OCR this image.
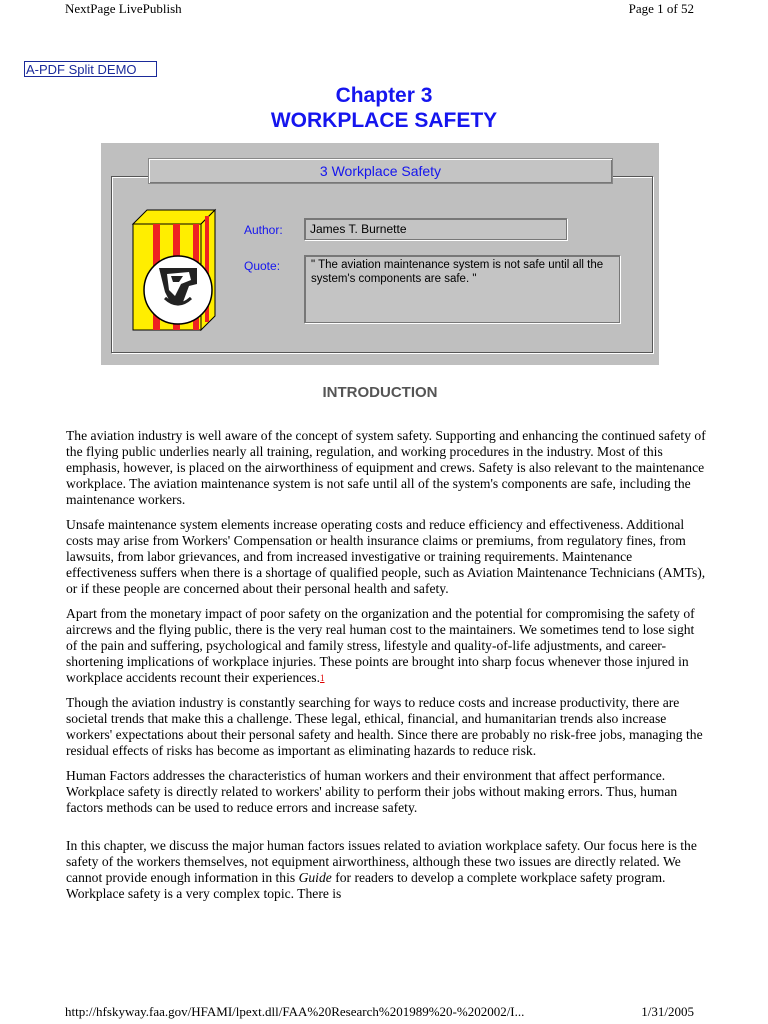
NextPage LivePublish	Page 1 of 52
A-PDF Split DEMO
Chapter 3
WORKPLACE SAFETY
3 Workplace Safety
Author:	James T. Burnette
Quote:	" The aviation maintenance system is not safe until all the system's components are safe. "
INTRODUCTION

The aviation industry is well aware of the concept of system safety. Supporting and enhancing the continued safety of the flying public underlies nearly all training, regulation, and working procedures in the industry. Most of this emphasis, however, is placed on the airworthiness of equipment and crews. Safety is also relevant to the maintenance workplace. The aviation maintenance system is not safe until all of the system's components are safe, including the maintenance workers.

Unsafe maintenance system elements increase operating costs and reduce efficiency and effectiveness. Additional costs may arise from Workers' Compensation or health insurance claims or premiums, from regulatory fines, from lawsuits, from labor grievances, and from increased investigative or training requirements. Maintenance effectiveness suffers when there is a shortage of qualified people, such as Aviation Maintenance Technicians (AMTs), or if these people are concerned about their personal health and safety.

Apart from the monetary impact of poor safety on the organization and the potential for compromising the safety of aircrews and the flying public, there is the very real human cost to the maintainers. We sometimes tend to lose sight of the pain and suffering, psychological and family stress, lifestyle and quality-of-life adjustments, and career-shortening implications of workplace injuries. These points are brought into sharp focus whenever those injured in workplace accidents recount their experiences.$^1$

Though the aviation industry is constantly searching for ways to reduce costs and increase productivity, there are societal trends that make this a challenge. These legal, ethical, financial, and humanitarian trends also increase workers' expectations about their personal safety and health. Since there are probably no risk-free jobs, managing the residual effects of risks has become as important as eliminating hazards to reduce risk.

Human Factors addresses the characteristics of human workers and their environment that affect performance. Workplace safety is directly related to workers' ability to perform their jobs without making errors. Thus, human factors methods can be used to reduce errors and increase safety.

In this chapter, we discuss the major human factors issues related to aviation workplace safety. Our focus here is the safety of the workers themselves, not equipment airworthiness, although these two issues are directly related. We cannot provide enough information in this Guide for readers to develop a complete workplace safety program. Workplace safety is a very complex topic. There is

http://hfskyway.faa.gov/HFAMI/lpext.dll/FAA%20Research%201989%20-%202002/I...	1/31/2005
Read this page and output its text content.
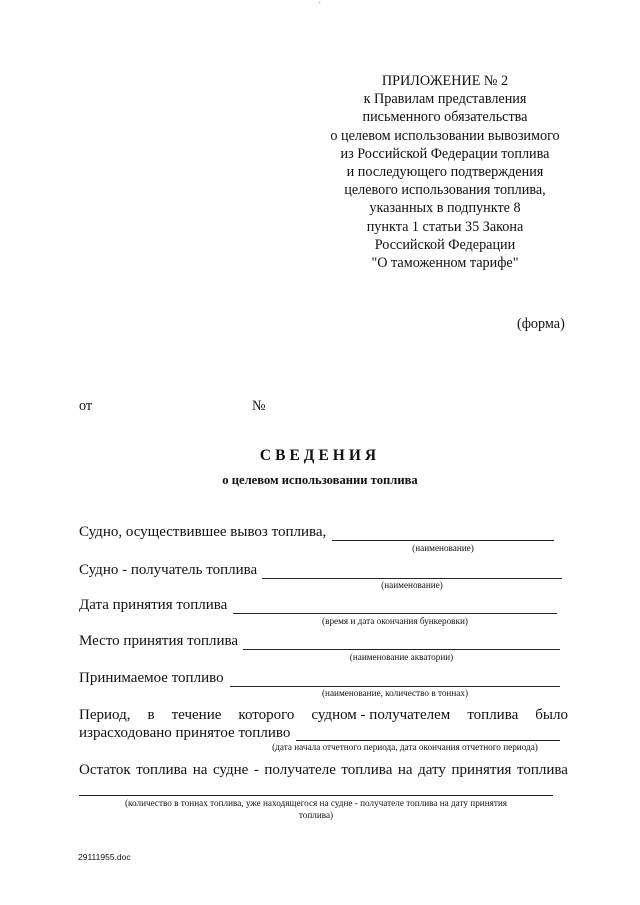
'
ПРИЛОЖЕНИЕ № 2
к Правилам представления
письменного обязательства
о целевом использовании вывозимого
из Российской Федерации топлива
и последующего подтверждения
целевого использования топлива,
указанных в подпункте 8
пункта 1 статьи 35 Закона
Российской Федерации
"О таможенном тарифе"
(форма)
от	№
СВЕДЕНИЯ
о целевом использовании топлива
Судно, осуществившее вывоз топлива,
(наименование)
Судно - получатель топлива
(наименование)
Дата принятия топлива
(время и дата окончания бункеровки)
Место принятия топлива
(наименование акватории)
Принимаемое топливо
(наименование, количество в тоннах)
Период, в течение которого судном - получателем топлива было
израсходовано принятое топливо
(дата начала отчетного периода, дата окончания отчетного периода)
Остаток топлива на судне - получателе топлива на дату принятия топлива
(количество в тоннах топлива, уже находящегося на судне - получателе топлива на дату принятия
топлива)
29111955.doc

# DIRECTIONS
Gather up every line in the data above that contains the word "целевом", copying each one.

# SOLUTION FOR THIS PROBLEM
о целевом использовании вывозимого
о целевом использовании топлива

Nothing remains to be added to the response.